→ **Task objective**:
Say how many lines include the word "JSON", using only a number.

→ **Provided entries**:
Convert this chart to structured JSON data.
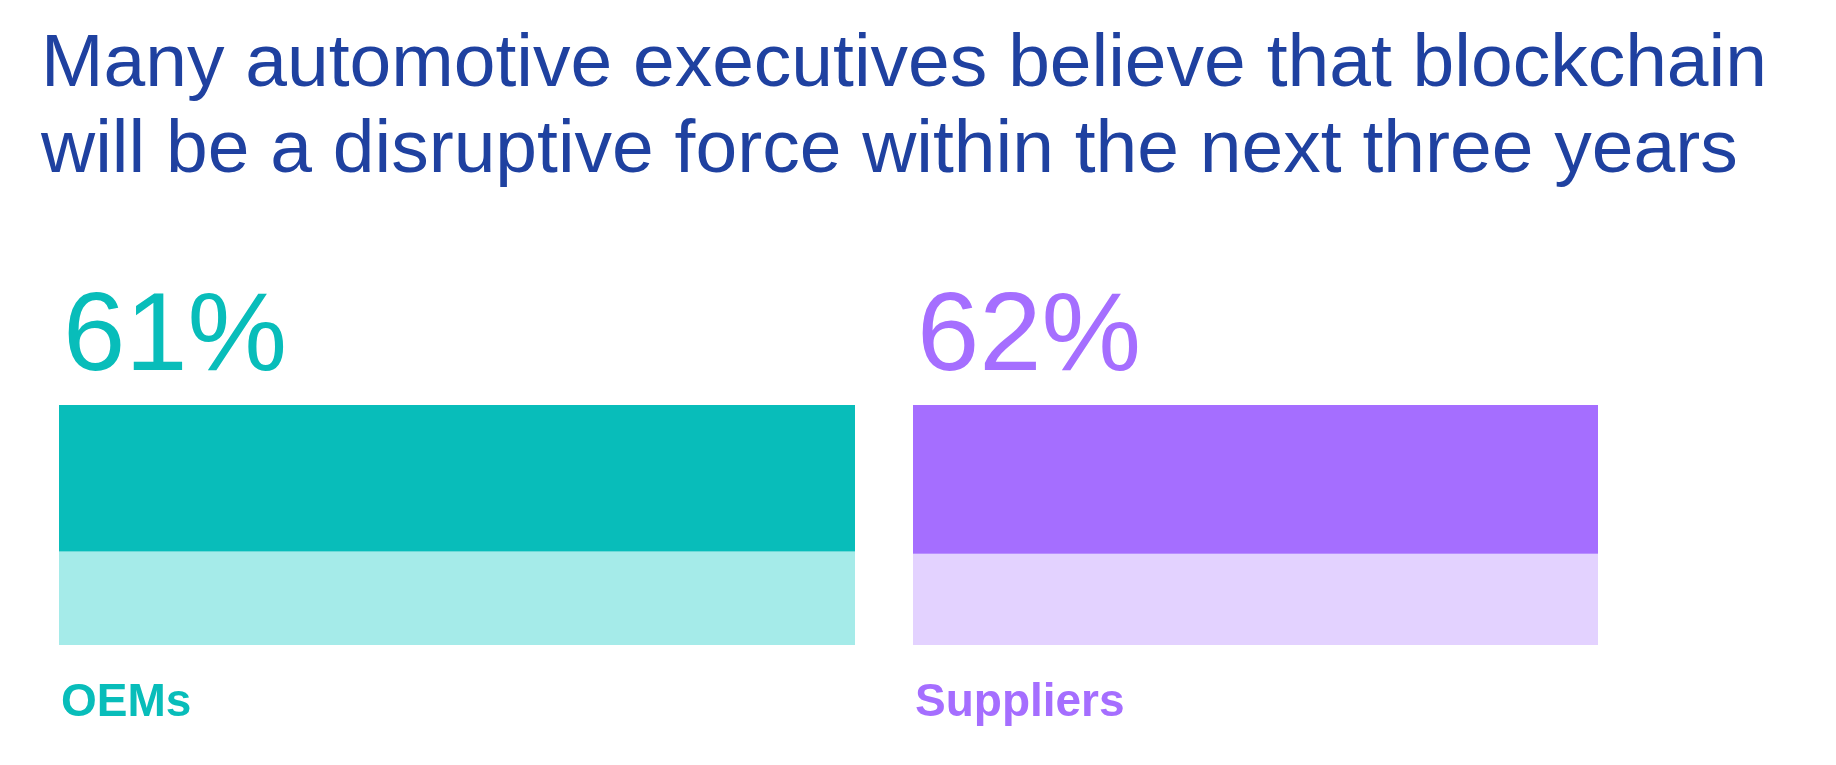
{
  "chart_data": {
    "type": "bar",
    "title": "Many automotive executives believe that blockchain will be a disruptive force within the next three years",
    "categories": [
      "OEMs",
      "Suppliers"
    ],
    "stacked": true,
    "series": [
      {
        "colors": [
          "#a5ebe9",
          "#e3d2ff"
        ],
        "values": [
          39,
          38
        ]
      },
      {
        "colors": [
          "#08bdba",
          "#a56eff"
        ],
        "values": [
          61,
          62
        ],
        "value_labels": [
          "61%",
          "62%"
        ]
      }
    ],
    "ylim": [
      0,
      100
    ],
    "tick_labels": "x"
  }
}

...

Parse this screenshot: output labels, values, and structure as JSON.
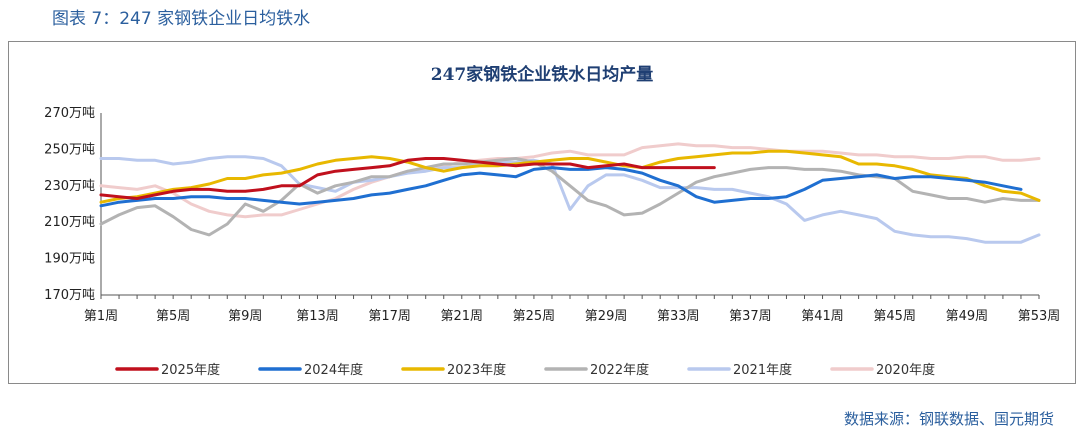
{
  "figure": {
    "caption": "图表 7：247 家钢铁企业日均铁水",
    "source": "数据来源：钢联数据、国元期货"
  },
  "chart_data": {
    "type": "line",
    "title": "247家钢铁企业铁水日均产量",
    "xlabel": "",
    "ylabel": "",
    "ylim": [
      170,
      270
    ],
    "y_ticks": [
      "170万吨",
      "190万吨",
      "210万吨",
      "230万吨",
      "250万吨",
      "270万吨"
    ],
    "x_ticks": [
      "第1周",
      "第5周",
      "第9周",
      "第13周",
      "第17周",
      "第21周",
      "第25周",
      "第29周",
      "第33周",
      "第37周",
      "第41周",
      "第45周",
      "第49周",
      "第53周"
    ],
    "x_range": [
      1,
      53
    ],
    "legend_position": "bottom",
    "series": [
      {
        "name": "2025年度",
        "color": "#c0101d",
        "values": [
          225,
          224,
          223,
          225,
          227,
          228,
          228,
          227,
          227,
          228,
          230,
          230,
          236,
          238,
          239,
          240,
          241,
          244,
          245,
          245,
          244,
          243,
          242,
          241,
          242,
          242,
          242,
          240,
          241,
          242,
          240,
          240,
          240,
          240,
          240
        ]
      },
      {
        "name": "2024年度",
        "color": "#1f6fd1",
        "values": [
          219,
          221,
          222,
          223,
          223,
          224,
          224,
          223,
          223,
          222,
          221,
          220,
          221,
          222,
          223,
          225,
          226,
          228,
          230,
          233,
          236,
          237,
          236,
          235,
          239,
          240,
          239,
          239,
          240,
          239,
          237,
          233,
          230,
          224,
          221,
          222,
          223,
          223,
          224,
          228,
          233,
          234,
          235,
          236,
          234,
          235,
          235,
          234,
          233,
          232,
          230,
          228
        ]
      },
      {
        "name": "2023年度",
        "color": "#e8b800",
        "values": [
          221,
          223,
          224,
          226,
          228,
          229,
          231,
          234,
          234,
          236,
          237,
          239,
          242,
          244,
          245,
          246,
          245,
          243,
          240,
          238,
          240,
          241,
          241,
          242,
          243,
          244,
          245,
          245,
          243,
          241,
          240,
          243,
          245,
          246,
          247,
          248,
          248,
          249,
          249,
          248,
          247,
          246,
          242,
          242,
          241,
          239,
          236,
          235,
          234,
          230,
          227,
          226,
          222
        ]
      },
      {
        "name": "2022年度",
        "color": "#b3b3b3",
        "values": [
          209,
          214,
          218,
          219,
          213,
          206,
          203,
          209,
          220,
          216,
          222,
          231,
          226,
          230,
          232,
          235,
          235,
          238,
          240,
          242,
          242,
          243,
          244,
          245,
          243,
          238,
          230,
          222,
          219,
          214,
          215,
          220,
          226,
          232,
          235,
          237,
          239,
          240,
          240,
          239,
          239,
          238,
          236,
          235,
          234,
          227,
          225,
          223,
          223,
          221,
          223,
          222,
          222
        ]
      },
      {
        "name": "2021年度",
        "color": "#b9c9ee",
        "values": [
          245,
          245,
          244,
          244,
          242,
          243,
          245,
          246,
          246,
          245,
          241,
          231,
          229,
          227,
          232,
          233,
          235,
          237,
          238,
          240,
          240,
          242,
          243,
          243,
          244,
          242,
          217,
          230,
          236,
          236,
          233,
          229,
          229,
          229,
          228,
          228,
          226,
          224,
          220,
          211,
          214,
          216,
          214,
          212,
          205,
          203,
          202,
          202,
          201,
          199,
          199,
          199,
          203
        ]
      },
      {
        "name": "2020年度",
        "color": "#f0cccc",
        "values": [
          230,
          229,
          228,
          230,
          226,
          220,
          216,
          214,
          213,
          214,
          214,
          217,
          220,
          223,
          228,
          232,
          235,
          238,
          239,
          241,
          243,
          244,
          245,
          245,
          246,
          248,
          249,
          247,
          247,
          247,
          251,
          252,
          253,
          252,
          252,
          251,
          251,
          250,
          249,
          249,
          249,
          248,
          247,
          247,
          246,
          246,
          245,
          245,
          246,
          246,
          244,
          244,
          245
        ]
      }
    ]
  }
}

--

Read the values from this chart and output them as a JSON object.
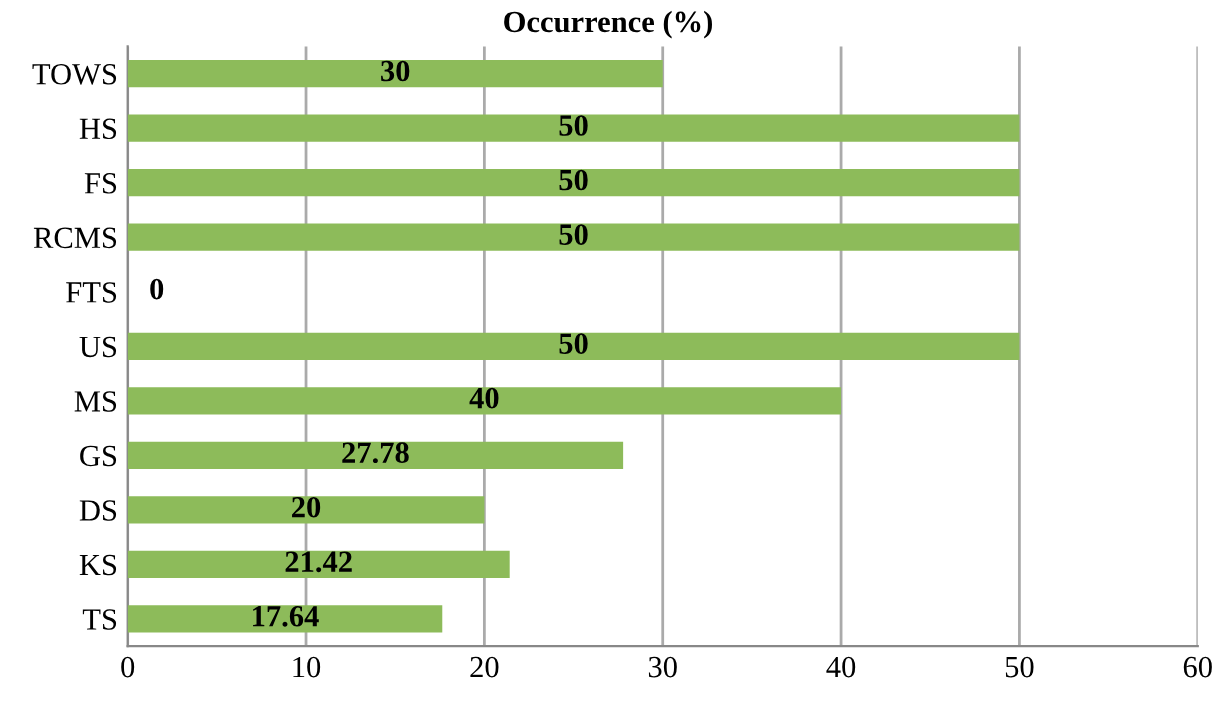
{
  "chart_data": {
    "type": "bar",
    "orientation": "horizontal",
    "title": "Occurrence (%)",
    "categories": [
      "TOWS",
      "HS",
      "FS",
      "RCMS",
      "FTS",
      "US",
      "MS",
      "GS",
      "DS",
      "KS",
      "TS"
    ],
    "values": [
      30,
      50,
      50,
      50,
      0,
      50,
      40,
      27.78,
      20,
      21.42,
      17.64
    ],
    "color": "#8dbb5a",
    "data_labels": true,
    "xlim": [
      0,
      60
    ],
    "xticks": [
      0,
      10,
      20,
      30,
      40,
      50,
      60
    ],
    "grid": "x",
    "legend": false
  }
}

→ **Finished task**:
3